--- TEXT BLOCK ---

Why N26 Wants to Be a NeoBroker, Why Neobrokers Are HOT And Maybe In Danger
- Juan Diego Parra Castillo
- Dec 22, 2021
- 11 min read
Updated: Jun 13

New Blog
This blog post first appeared first on old medium publication (https://medium.com/startuprad-io), and was moved to this blog with the relaunch of our website in summer 2024.
In this article, we will give you something to read during Christmas on Europes hottest startup class, the neobroker.
Neobrokers have been popping up in our news since 2020 and really made headlines since 2021. They are following the business model of Robinhood to execute trades for retail clients, with minimal or no costs to the clients. They are making money by getting paid for the order flow they are generating by the executing brokers. In GSA (Germany Switzerland and Austria) the most well-known neobrokers are Trade Republic (which has been for a few months Germany’s most valuable fintech — see our special here). They came to the attention of a broader audience with the GameStop trades (see our blog post here), arrange via Reddit forums.
Now let us lay the groundwork on payment for order flow, how the neobrokers make a lot of money, why N26 now also wants into the business, what the competition in GSA does, and why the whole business model may be in danger.
Why Pay for Order Flow?
The idea is simple. Stock exchanges earn money on each trade they are making.
Either in the bid-ask spread (or their market makers) or in the clearing and settlement (Deutsche Börse for example owns Clearstream). Also, the larger any order is, the more it could impact the price of a traded security on a venue where there is not a lot of trading in the respective security. So large orders are usually executed were the most liquid market (meaning most stock traded) is, most of the time split in several smaller orders spread over time. There are also other considerations for professional traders, besides all the regulations and internal guidelines, known as market microstructure. We can not go into detail here but have a look here.

--- RECORD LIST ---

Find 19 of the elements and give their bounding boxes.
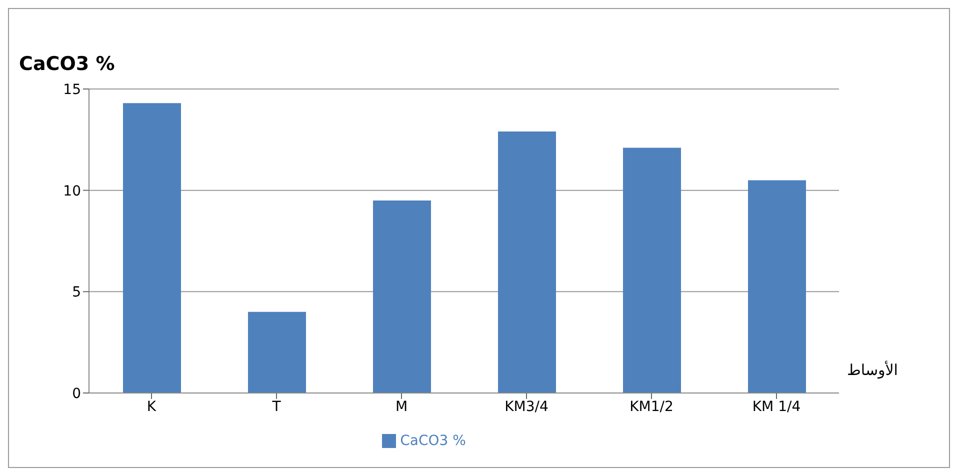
y-tick-label: 0 <box>72 386 81 402</box>
y-tick-label: 15 <box>63 82 81 98</box>
bar <box>248 312 306 393</box>
bar <box>623 148 681 393</box>
x-axis-title: الأوساط <box>847 361 898 379</box>
x-tick-label: K <box>146 398 157 415</box>
x-tick-label: M <box>395 398 408 415</box>
x-tick-label: T <box>271 398 282 415</box>
y-tick-label: 5 <box>72 284 81 301</box>
y-axis-title: CaCO3 % <box>19 53 115 75</box>
x-tick-label: KM1/2 <box>630 398 674 415</box>
legend-label: CaCO3 % <box>400 433 466 449</box>
bar <box>123 103 181 393</box>
x-tick-label: KM3/4 <box>504 398 548 415</box>
bar <box>373 200 431 393</box>
bar <box>748 180 806 393</box>
bar <box>498 132 556 393</box>
x-tick-label: KM 1/4 <box>752 398 801 415</box>
y-tick-label: 10 <box>63 183 81 200</box>
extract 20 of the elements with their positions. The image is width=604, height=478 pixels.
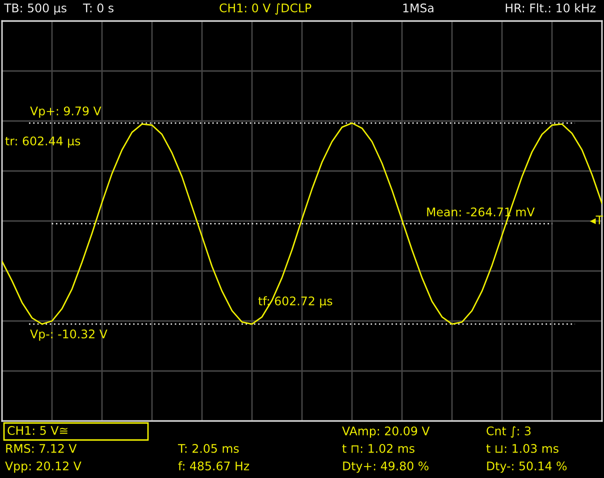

---

▶ [TASKS AND EXERCISES]:
a: Restate word for word the part of the neobroker article starting at "Why Pay for" and ending at "a look here.".
b: According to the neobroker article, why are large orders usually executed where the market is most liquid?
The records were taken from a source other than the neobroker article.

▶ [PER-TASK OUTPUTS]:
a:
Why Pay for Order Flow?
The idea is simple. Stock exchanges earn money on each trade they are making.
Either in the bid-ask spread (or their market makers) or in the clearing and settlement (Deutsche Börse for example owns Clearstream). Also, the larger any order is, the more it could impact the price of a traded security on a venue where there is not a lot of trading in the respective security. So large orders are usually executed were the most liquid market (meaning most stock traded) is, most of the time split in several smaller orders spread over time. There are also other considerations for professional traders, besides all the regulations and internal guidelines, known as market microstructure. We can not go into detail here but have a look here.

b: The larger an order is, the more it could affect the price of a security on a venue where that security sees little trading. Executing large orders in the most liquid market, meaning where the most stock is traded, reduces that impact.